» **SOURCE EXTRACT**:
· · · ·
Technical Articles

GPU Enables Obsession with Fractals

By Cleve Moler, bat365


I am a fractals addict. And I now have a GPU that is enabling my addiction. GPUs were originally intended to speed up graphics, but MATLAB® uses them to speed up computation. Fractals1 are graphics that require extensive computation. Perfect candidates for a GPU.

The GPU has renewed my interest in the Mandelbrot set itself and facilitated work with three fractal variants: the “Burning Ship,” the “tower of powers,” and the global convergence behavior of Newton’s method.

My GPU is an NVIDIA® Titan V, housed in a separate peripheral enclosure that is bigger than the laptop and that provides separate power and cooling. It is roughly 300 times faster than the CPU for computing these fractals, and completely changes how I interact with my mandelbrot program. I introduced gpuArray into the program and can now use a grid resolution comparable to my screen resolution and iterate until fine details in the image become visible.

Visualizing the Mandelbrot Set

The first published picture of the Mandelbrot set was produced on a line printer in 1978 by Robert W. Brooks and Peter Matelsk.

Line printer image of the Mandelbrot set.

Line printer image of the Mandelbrot set.

The first color image appeared on the cover of Scientific American in 1985. This was about the time that computer graphical displays were becoming widely available.

Color image of the Mandelbrot set.

Color image of the Mandelbrot set.

Since then, the Mandelbrot set has stimulated deep research in mathematics and has been the basis for numerous graphics projects, hardware demos, and web pages.

Inside the Mandelbrot Set

What happens in Mandelbrot stays in Mandelbrot. The Mandelbrot involves a simple iteration with complex numbers, starting at an initial point \(z_0\). The Mandelbrot set is the region in the complex plane consisting of the values \(z_0\) for which the trajectories defined by

\[z_{k+1} = z_{k}^2 + z_{0}, k=1, 2, ...\]

remain bounded. That's it. That's the entire definition. It's amazing that such a simple definition can produce such fascinating complexity.
· · · ·
» **CHALLENGES**:
1. Render this sentence from the fractals article in French: "It's amazing that such a simple definition can produce such fascinating complexity."
2. Write the next part of the fractals article, starting after its final sentence.

» **GIVEN DATA**:
· · · ·
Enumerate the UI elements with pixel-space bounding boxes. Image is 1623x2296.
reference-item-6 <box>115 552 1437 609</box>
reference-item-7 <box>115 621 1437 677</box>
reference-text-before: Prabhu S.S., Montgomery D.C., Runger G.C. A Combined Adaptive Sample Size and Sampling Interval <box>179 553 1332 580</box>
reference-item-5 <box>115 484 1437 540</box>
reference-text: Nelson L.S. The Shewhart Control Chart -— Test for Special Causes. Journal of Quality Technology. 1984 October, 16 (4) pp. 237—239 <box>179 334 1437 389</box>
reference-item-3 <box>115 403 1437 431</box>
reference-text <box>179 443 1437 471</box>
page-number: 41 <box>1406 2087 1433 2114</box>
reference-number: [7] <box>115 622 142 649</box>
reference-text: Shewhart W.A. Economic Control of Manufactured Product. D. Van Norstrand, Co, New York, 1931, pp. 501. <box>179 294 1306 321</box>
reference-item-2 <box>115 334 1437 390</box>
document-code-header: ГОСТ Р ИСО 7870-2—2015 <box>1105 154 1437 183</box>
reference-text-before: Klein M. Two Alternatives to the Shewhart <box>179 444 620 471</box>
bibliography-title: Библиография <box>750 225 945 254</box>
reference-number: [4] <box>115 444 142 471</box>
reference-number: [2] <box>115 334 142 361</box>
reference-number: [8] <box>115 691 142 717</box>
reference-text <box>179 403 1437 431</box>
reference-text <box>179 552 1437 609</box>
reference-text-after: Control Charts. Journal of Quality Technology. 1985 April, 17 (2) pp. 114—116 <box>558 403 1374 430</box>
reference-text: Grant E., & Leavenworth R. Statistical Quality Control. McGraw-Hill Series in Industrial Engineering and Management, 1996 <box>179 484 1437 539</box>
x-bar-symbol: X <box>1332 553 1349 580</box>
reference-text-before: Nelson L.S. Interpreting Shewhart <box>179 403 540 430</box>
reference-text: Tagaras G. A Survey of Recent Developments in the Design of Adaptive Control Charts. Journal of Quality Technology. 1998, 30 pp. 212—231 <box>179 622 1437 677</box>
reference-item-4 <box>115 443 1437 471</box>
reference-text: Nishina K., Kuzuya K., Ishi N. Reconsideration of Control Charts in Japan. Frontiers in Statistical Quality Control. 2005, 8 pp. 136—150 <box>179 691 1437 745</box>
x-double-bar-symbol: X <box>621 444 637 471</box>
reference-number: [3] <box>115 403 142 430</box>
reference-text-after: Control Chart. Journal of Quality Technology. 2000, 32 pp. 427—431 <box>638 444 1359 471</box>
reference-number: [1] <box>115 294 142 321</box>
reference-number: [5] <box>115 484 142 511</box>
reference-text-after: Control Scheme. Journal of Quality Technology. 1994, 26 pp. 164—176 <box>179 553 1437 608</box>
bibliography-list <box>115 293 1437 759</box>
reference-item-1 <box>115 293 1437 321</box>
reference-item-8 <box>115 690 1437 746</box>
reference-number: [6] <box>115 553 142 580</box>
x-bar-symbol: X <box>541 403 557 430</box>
· · · ·
» **FINAL RESULTS**:
1. Il est étonnant qu'une définition aussi simple puisse produire une complexité aussi fascinante.

2.
The color image shown above is a bird’s eye view of the Mandelbrot set. It does not have the resolution to show the richly detailed structure of the fringe just outside the boundary of the set. In fact, the Mandelbrot set has tiny filaments reaching into the fringe region, even though the fringe is hard to see in this view.

Figure 1 is a sketch of the geometry of the Mandelbrot set. The largest component is a heart-shaped cardioid, bounded by a curve with the parametric equation

\[z = e^{it}/2 - e^{2it}/4, -\pi \le t \le \pi \]

Figure 1. Sketch of Mandelbrot set geometry.

Figure 1. Sketch of Mandelbrot set geometry.     

To the left of the cardioid is a circular disc of radius ¼. The cardioid and the disc touch at the point marked by the red dot. More about that red dot later.

Surrounding these two components are infinitely many nearly circular discs, and discs upon discs, with ever-decreasing diameters. The exact locations and shapes of the smallest discs can only be determined computationally.

It has recently been proved that the Mandelbrot set is mathematically connected, but the connected region is sometimes so thin that we cannot resolve it on a graphics screen or even compute it in a reasonable amount of time.

Computing Mandelbrot

The fascinating patterns that we associate with Mandelbrot come from the fringe region just outside the set. 

Here is the function that is the core of the computation. The input is a complex scalar starting point z0 and a real scalar parameter that I call depth. The output is a count kz. If the iteration is terminated because z is outside the disc of radius of two, then z was destined to become infinite and the count kz can be used as an index into a colormap. On the other hand, if z survives depth iterations, then it is declared to be within the Mandelbrot set.

function kz = mandelbrot(z0,depth)
    z = z0;
    kz = 0;
    while (z*conj(z) <= 4) & (kz <= depth)
        kz = kz + 1;
        z = z*z + z0;
    end
end

Let’s generate a grid of points in the complex plane covering a square of width w, centered at the complex point zc.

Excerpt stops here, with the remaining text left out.